**Aim of the task**: Lines containing the word "skorzystać" are the ones to copy from the records below.

* * *

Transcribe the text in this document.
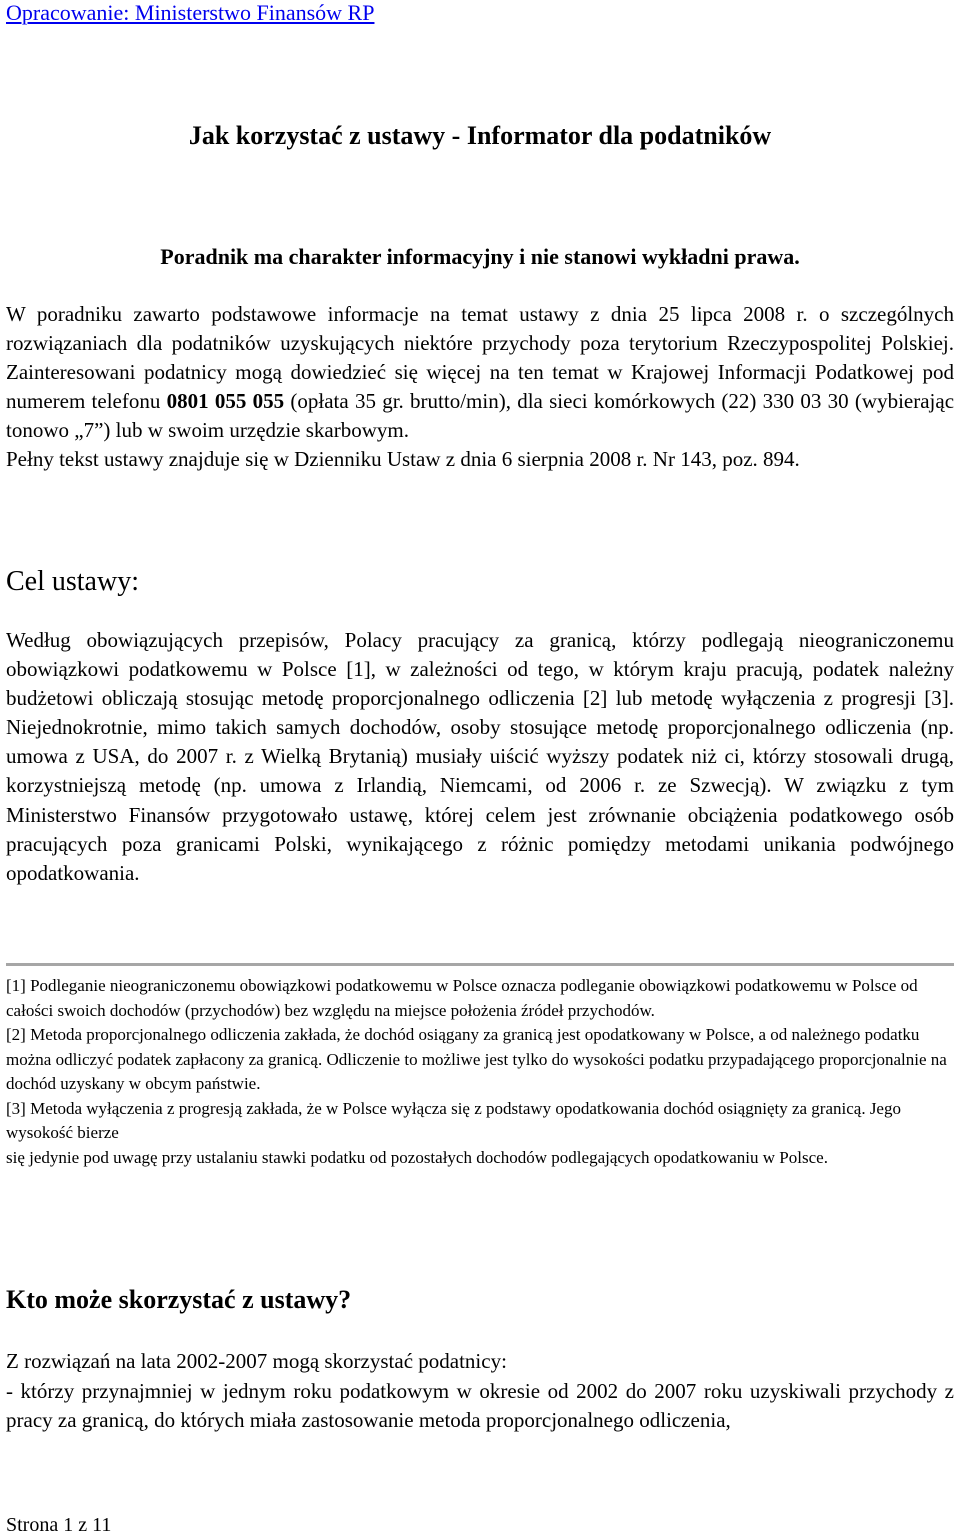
Opracowanie: Ministerstwo Finansów RP
Jak korzystać z ustawy - Informator dla podatników
Poradnik ma charakter informacyjny i nie stanowi wykładni prawa.

W poradniku zawarto podstawowe informacje na temat ustawy z dnia 25 lipca 2008 r. o szczególnych rozwiązaniach dla podatników uzyskujących niektóre przychody poza terytorium Rzeczypospolitej Polskiej. Zainteresowani podatnicy mogą dowiedzieć się więcej na ten temat w Krajowej Informacji Podatkowej pod numerem telefonu 0801 055 055 (opłata 35 gr. brutto/min), dla sieci komórkowych (22) 330 03 30 (wybierając tonowo „7”) lub w swoim urzędzie skarbowym.

Pełny tekst ustawy znajduje się w Dzienniku Ustaw z dnia 6 sierpnia 2008 r. Nr 143, poz. 894.

Cel ustawy:

Według obowiązujących przepisów, Polacy pracujący za granicą, którzy podlegają nieograniczonemu obowiązkowi podatkowemu w Polsce [1], w zależności od tego, w którym kraju pracują, podatek należny budżetowi obliczają stosując metodę proporcjonalnego odliczenia [2] lub metodę wyłączenia z progresji [3]. Niejednokrotnie, mimo takich samych dochodów, osoby stosujące metodę proporcjonalnego odliczenia (np. umowa z USA, do 2007 r. z Wielką Brytanią) musiały uiścić wyższy podatek niż ci, którzy stosowali drugą, korzystniejszą metodę (np. umowa z Irlandią, Niemcami, od 2006 r. ze Szwecją). W związku z tym Ministerstwo Finansów przygotowało ustawę, której celem jest zrównanie obciążenia podatkowego osób pracujących poza granicami Polski, wynikającego z różnic pomiędzy metodami unikania podwójnego opodatkowania.

[1] Podleganie nieograniczonemu obowiązkowi podatkowemu w Polsce oznacza podleganie obowiązkowi podatkowemu w Polsce od całości swoich dochodów (przychodów) bez względu na miejsce położenia źródeł przychodów.

[2] Metoda proporcjonalnego odliczenia zakłada, że dochód osiągany za granicą jest opodatkowany w Polsce, a od należnego podatku można odliczyć podatek zapłacony za granicą. Odliczenie to możliwe jest tylko do wysokości podatku przypadającego proporcjonalnie na dochód uzyskany w obcym państwie.

[3] Metoda wyłączenia z progresją zakłada, że w Polsce wyłącza się z podstawy opodatkowania dochód osiągnięty za granicą. Jego wysokość bierze

się jedynie pod uwagę przy ustalaniu stawki podatku od pozostałych dochodów podlegających opodatkowaniu w Polsce.

Kto może skorzystać z ustawy?

Z rozwiązań na lata 2002-2007 mogą skorzystać podatnicy:

- którzy przynajmniej w jednym roku podatkowym w okresie od 2002 do 2007 roku uzyskiwali przychody z pracy za granicą, do których miała zastosowanie metoda proporcjonalnego odliczenia,

Strona 1 z 11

* * *

**Worked answer**:
Kto może skorzystać z ustawy?
Z rozwiązań na lata 2002-2007 mogą skorzystać podatnicy:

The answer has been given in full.